[WRITTEN PROBLEM 1]
Can you condense the paragraph of the film review that begins "After a title sequence" into a short bulleted list that keeps its main facts?
[WRITTEN PROBLEM 2]
Would you reproduce everything in the film review from "After a title" down to "the Committee meeting.", word for word?

[PAGE]
Achtung! Halt! Appellate Judge James A. Stewart has sworn off reviews of East German sci-fi DVDs—at least until there are more East German sci-fi DVDs to review.
"Is this film a love story?…Is this a nature film?…Or perhaps a thriller?…It's the new utopian film by DEFA."—from the trailer
As the movie opens, Daniel Lagny (Ivan Andonov) walks through a cacti-laden path to the beach, where he drops his sack and plunges into the water, still fully dressed. "Luna 3, where are you guys?" he screams.
After a title sequence of psychedelia mixed with shots of a stunning starscape, we get to the plot: Six small spaceships have disappeared around base Margot. The Committee is not pleased, and wants to suspend flights in the area until the mystery is resolved. Professor Tal (Rolf Hoppe) suggests that the ships have been annihilated, then facetiously adds, "Please note in our minutes that the council isn't responsible." This is a bit too flip for Prof. Maria Scholl (Cox Habbema), who suspects him of hiding something, especially since his daughter was on board one of those ships—and news of two other lost ships arrives during the Committee meeting.
Moving on, we catch up to Daniel. He's been reassigned to a distant outpost, where he occasionally flies a galactic "delivery van" but generally spends his days bantering and sharing illegal booze with Pilot (Vsevolod Saneyev). When we first meet him, Daniel is lamenting the holes in his socks and rambling about a wonder glue: "Here we have a tube of carpenter's glue, and office glue. I guess it's for gluing our sandwiches together."

[MATERIAL PROVIDED]
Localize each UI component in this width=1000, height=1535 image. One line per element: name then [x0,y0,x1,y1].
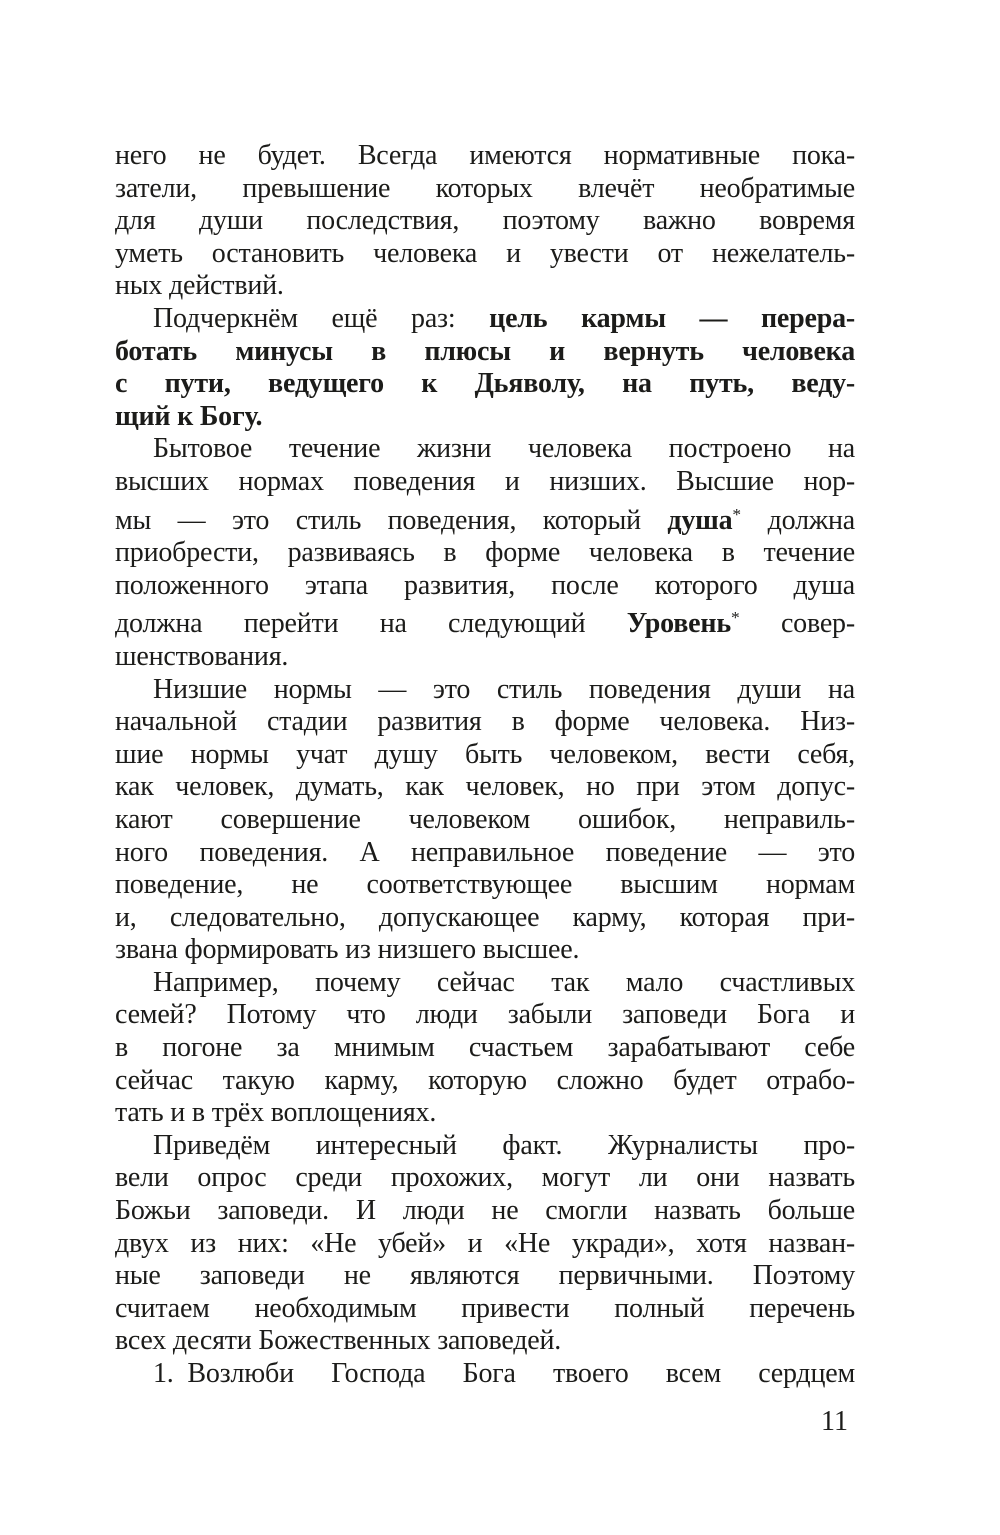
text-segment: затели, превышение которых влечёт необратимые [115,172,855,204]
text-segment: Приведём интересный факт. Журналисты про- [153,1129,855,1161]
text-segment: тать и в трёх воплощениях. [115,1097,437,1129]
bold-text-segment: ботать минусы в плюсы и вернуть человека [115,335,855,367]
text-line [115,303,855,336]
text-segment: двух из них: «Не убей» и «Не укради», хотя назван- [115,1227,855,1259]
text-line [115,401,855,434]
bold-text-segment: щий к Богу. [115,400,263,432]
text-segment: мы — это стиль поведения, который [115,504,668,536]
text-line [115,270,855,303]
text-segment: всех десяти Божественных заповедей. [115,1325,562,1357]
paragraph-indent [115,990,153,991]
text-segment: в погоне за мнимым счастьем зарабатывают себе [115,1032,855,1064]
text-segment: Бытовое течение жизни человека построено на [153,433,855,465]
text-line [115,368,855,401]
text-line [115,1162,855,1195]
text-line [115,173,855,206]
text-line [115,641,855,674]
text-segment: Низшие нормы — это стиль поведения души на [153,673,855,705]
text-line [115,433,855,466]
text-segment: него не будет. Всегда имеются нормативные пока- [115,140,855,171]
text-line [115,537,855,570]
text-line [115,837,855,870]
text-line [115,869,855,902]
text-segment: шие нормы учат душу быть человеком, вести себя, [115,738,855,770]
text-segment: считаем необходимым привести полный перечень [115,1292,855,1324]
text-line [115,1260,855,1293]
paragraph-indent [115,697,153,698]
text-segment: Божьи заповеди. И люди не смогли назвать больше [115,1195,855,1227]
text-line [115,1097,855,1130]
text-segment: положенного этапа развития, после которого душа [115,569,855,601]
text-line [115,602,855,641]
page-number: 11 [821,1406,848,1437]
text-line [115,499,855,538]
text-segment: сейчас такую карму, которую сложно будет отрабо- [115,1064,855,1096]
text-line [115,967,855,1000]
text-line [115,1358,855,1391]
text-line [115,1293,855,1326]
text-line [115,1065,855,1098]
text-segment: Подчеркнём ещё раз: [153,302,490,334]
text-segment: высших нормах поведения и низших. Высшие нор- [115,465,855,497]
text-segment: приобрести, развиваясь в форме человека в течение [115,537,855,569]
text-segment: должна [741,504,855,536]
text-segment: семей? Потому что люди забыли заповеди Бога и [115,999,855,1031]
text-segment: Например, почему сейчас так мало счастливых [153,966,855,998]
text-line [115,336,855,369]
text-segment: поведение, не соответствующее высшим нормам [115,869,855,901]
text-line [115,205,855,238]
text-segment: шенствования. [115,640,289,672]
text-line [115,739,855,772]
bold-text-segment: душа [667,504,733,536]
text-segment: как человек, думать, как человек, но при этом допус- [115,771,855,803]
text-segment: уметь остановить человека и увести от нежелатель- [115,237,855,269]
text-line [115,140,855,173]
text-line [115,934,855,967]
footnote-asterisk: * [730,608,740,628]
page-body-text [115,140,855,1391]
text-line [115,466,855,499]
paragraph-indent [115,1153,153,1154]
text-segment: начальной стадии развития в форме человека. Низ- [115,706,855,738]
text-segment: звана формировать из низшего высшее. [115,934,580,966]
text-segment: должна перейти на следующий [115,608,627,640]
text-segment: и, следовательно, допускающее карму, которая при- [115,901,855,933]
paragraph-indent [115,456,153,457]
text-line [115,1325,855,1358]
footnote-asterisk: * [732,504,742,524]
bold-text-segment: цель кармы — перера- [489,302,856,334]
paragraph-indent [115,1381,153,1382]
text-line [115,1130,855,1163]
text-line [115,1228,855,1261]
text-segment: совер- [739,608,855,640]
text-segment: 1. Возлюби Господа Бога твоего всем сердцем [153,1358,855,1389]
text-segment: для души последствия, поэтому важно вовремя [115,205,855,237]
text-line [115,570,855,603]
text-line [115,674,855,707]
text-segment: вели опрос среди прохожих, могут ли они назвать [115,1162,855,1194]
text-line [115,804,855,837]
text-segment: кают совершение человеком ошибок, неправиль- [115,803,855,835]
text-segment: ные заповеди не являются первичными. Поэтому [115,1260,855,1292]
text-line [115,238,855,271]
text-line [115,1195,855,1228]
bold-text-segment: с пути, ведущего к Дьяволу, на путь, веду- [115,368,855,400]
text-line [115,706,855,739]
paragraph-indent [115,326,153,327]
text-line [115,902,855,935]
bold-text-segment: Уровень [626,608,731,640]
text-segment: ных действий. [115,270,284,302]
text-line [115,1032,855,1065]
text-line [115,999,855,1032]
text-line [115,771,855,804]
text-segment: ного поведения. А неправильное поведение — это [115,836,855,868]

[CORRECT RESULT 1]
- After a title sequence mixing psychedelia with a starscape, the plot begins: six small spaceships have vanished around base Margot.
- The Committee wants to suspend flights there until the mystery is resolved.
- Professor Tal (Rolf Hoppe) suggests the ships were annihilated and jokes that the council isn't responsible.
- Prof. Maria Scholl (Cox Habbema) suspects him of hiding something, especially since his daughter was aboard one of the ships.
- News of two more lost ships arrives during the meeting.

[CORRECT RESULT 2]
After a title sequence of psychedelia mixed with shots of a stunning starscape, we get to the plot: Six small spaceships have disappeared around base Margot. The Committee is not pleased, and wants to suspend flights in the area until the mystery is resolved. Professor Tal (Rolf Hoppe) suggests that the ships have been annihilated, then facetiously adds, "Please note in our minutes that the council isn't responsible." This is a bit too flip for Prof. Maria Scholl (Cox Habbema), who suspects him of hiding something, especially since his daughter was on board one of those ships—and news of two other lost ships arrives during the Committee meeting.